What the task requires:
Make an exact copy of the records, with the pictures left out.

▬▬▬▬▬▬

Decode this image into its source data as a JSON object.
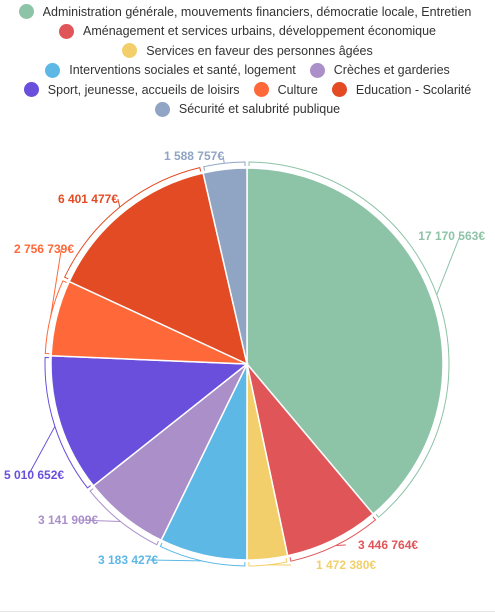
{
  "chart_data": {
    "type": "pie",
    "currency_suffix": "€",
    "slices": [
      {
        "label": "Administration générale, mouvements financiers, démocratie locale, Entretien",
        "value": 17170563,
        "value_label": "17 170 563€",
        "color": "#8dc3a7"
      },
      {
        "label": "Aménagement et services urbains, développement économique",
        "value": 3446764,
        "value_label": "3 446 764€",
        "color": "#e05558"
      },
      {
        "label": "Services en faveur des personnes âgées",
        "value": 1472380,
        "value_label": "1 472 380€",
        "color": "#f2cf6b"
      },
      {
        "label": "Interventions sociales et santé, logement",
        "value": 3183427,
        "value_label": "3 183 427€",
        "color": "#5db8e6"
      },
      {
        "label": "Crèches et garderies",
        "value": 3141909,
        "value_label": "3 141 909€",
        "color": "#aa8fc9"
      },
      {
        "label": "Sport, jeunesse, accueils de loisirs",
        "value": 5010652,
        "value_label": "5 010 652€",
        "color": "#6a4fdc"
      },
      {
        "label": "Culture",
        "value": 2756739,
        "value_label": "2 756 739€",
        "color": "#ff6838"
      },
      {
        "label": "Education - Scolarité",
        "value": 6401477,
        "value_label": "6 401 477€",
        "color": "#e24b24"
      },
      {
        "label": "Sécurité et salubrité publique",
        "value": 1588757,
        "value_label": "1 588 757€",
        "color": "#90a4c4"
      }
    ],
    "legend_position": "top",
    "legend_rows": [
      [
        0
      ],
      [
        1
      ],
      [
        2
      ],
      [
        3,
        4
      ],
      [
        5,
        6,
        7
      ],
      [
        8
      ]
    ]
  }
}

▬▬▬▬▬▬

Full output:
Decode this image into its source data as a JSON object.
{
  "chart_data": {
    "type": "pie",
    "currency_suffix": "€",
    "slices": [
      {
        "label": "Administration générale, mouvements financiers, démocratie locale, Entretien",
        "value": 17170563,
        "value_label": "17 170 563€",
        "color": "#8dc3a7"
      },
      {
        "label": "Aménagement et services urbains, développement économique",
        "value": 3446764,
        "value_label": "3 446 764€",
        "color": "#e05558"
      },
      {
        "label": "Services en faveur des personnes âgées",
        "value": 1472380,
        "value_label": "1 472 380€",
        "color": "#f2cf6b"
      },
      {
        "label": "Interventions sociales et santé, logement",
        "value": 3183427,
        "value_label": "3 183 427€",
        "color": "#5db8e6"
      },
      {
        "label": "Crèches et garderies",
        "value": 3141909,
        "value_label": "3 141 909€",
        "color": "#aa8fc9"
      },
      {
        "label": "Sport, jeunesse, accueils de loisirs",
        "value": 5010652,
        "value_label": "5 010 652€",
        "color": "#6a4fdc"
      },
      {
        "label": "Culture",
        "value": 2756739,
        "value_label": "2 756 739€",
        "color": "#ff6838"
      },
      {
        "label": "Education - Scolarité",
        "value": 6401477,
        "value_label": "6 401 477€",
        "color": "#e24b24"
      },
      {
        "label": "Sécurité et salubrité publique",
        "value": 1588757,
        "value_label": "1 588 757€",
        "color": "#90a4c4"
      }
    ],
    "legend_position": "top",
    "legend_rows": [
      [
        0
      ],
      [
        1
      ],
      [
        2
      ],
      [
        3,
        4
      ],
      [
        5,
        6,
        7
      ],
      [
        8
      ]
    ]
  }
}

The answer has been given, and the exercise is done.